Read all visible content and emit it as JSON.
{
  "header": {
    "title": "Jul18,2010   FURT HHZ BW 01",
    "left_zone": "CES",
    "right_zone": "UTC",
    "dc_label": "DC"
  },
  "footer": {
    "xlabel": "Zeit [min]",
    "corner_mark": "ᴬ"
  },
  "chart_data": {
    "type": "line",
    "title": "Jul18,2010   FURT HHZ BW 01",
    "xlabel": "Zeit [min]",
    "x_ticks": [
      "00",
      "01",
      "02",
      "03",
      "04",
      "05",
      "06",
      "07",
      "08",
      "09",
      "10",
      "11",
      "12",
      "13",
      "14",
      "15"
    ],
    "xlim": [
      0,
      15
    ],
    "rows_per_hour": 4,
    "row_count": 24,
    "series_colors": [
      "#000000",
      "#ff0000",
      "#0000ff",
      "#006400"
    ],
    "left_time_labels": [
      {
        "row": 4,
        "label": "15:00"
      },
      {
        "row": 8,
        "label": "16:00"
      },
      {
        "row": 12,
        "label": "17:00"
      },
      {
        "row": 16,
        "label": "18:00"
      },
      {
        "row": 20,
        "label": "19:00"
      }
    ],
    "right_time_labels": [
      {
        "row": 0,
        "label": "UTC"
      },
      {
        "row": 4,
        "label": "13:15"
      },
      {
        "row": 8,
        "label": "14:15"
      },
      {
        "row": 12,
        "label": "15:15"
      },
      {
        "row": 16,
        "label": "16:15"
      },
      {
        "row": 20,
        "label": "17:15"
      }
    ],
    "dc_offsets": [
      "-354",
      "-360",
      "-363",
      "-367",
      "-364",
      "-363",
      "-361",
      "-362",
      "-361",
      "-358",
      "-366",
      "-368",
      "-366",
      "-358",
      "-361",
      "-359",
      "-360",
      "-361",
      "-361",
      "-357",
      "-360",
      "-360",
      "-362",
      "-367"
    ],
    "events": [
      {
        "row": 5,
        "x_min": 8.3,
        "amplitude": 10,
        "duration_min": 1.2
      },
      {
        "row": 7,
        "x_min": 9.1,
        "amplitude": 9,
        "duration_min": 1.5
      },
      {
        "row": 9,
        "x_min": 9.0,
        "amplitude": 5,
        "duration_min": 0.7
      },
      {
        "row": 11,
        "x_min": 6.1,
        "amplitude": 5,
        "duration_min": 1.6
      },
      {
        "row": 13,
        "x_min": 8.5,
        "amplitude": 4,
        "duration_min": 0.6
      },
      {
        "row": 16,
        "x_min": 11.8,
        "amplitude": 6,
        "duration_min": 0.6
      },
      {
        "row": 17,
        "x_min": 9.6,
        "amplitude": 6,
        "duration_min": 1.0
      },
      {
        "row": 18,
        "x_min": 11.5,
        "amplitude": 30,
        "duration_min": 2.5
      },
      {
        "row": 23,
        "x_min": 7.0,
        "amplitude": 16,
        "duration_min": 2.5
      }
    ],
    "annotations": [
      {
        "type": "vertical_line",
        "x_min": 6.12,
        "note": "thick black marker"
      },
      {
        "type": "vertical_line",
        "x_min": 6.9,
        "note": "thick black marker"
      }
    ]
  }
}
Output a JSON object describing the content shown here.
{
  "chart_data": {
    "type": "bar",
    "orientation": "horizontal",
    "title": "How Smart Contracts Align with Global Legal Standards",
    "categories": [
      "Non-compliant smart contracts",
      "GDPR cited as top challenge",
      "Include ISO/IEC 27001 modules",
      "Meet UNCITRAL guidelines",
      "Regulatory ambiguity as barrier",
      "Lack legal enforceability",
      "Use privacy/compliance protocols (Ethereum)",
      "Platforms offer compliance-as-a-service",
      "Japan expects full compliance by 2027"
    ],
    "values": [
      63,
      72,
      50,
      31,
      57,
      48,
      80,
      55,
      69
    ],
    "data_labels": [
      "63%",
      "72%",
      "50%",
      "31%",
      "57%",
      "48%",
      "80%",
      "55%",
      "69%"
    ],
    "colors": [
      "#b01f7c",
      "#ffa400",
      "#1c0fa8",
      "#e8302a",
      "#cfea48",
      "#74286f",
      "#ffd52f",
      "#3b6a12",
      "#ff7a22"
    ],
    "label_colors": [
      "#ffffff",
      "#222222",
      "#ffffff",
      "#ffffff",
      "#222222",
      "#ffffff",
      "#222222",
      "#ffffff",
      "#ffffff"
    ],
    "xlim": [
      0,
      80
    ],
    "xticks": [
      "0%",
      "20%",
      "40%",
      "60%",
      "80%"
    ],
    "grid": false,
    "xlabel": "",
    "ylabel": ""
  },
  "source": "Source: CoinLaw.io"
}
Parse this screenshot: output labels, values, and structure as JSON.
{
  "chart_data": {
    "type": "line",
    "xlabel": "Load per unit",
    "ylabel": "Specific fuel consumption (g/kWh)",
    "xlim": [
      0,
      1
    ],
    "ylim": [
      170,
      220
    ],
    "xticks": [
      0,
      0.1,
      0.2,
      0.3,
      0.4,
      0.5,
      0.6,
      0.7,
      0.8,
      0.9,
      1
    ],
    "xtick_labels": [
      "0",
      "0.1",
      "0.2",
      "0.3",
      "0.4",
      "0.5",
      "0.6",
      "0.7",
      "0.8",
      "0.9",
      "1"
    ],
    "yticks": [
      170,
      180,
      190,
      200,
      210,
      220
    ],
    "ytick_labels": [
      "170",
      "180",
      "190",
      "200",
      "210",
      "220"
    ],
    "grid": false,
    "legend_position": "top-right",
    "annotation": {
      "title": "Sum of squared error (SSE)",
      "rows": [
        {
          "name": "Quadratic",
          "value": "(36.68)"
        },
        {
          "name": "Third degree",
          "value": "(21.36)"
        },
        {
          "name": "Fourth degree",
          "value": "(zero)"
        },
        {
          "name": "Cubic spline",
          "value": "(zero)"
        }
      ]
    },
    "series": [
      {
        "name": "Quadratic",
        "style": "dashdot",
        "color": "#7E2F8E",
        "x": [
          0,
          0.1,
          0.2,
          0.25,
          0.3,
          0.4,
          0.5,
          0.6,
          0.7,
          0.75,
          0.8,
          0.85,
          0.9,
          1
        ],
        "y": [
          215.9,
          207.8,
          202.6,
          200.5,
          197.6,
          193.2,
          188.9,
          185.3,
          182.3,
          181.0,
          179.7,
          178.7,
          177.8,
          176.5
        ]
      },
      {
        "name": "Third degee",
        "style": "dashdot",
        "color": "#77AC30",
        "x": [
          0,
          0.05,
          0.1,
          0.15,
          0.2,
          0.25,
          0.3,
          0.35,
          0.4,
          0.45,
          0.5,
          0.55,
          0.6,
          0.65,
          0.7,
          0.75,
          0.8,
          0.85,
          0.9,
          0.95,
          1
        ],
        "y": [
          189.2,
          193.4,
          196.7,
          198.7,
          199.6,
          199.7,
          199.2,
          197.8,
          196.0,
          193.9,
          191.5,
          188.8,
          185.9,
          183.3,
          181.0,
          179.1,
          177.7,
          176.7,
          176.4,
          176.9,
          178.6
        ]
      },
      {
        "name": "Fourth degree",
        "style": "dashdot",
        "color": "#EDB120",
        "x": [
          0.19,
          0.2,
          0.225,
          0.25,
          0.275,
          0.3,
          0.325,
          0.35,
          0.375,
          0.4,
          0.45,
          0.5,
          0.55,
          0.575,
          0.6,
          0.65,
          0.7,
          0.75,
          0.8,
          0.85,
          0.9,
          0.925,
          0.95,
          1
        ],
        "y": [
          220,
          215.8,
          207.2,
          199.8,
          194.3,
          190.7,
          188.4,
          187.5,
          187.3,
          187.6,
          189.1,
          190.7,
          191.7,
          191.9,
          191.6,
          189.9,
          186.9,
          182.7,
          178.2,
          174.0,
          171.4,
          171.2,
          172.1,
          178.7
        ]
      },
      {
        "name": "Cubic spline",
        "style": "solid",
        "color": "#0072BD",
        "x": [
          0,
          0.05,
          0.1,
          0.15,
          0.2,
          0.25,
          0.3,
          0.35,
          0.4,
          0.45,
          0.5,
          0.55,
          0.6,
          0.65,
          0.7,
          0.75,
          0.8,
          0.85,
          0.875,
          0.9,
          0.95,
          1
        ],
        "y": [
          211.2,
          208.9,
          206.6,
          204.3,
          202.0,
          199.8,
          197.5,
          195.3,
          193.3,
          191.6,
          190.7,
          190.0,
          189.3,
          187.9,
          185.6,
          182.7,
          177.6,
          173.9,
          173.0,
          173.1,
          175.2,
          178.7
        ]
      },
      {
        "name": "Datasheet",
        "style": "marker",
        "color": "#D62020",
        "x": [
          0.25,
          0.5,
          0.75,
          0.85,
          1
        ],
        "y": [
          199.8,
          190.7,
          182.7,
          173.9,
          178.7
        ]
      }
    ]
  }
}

------------

Problem to solve → Find every line above that contains the word "spline", and return each one.

Result of the task →
          "name": "Cubic spline",
        "name": "Cubic spline",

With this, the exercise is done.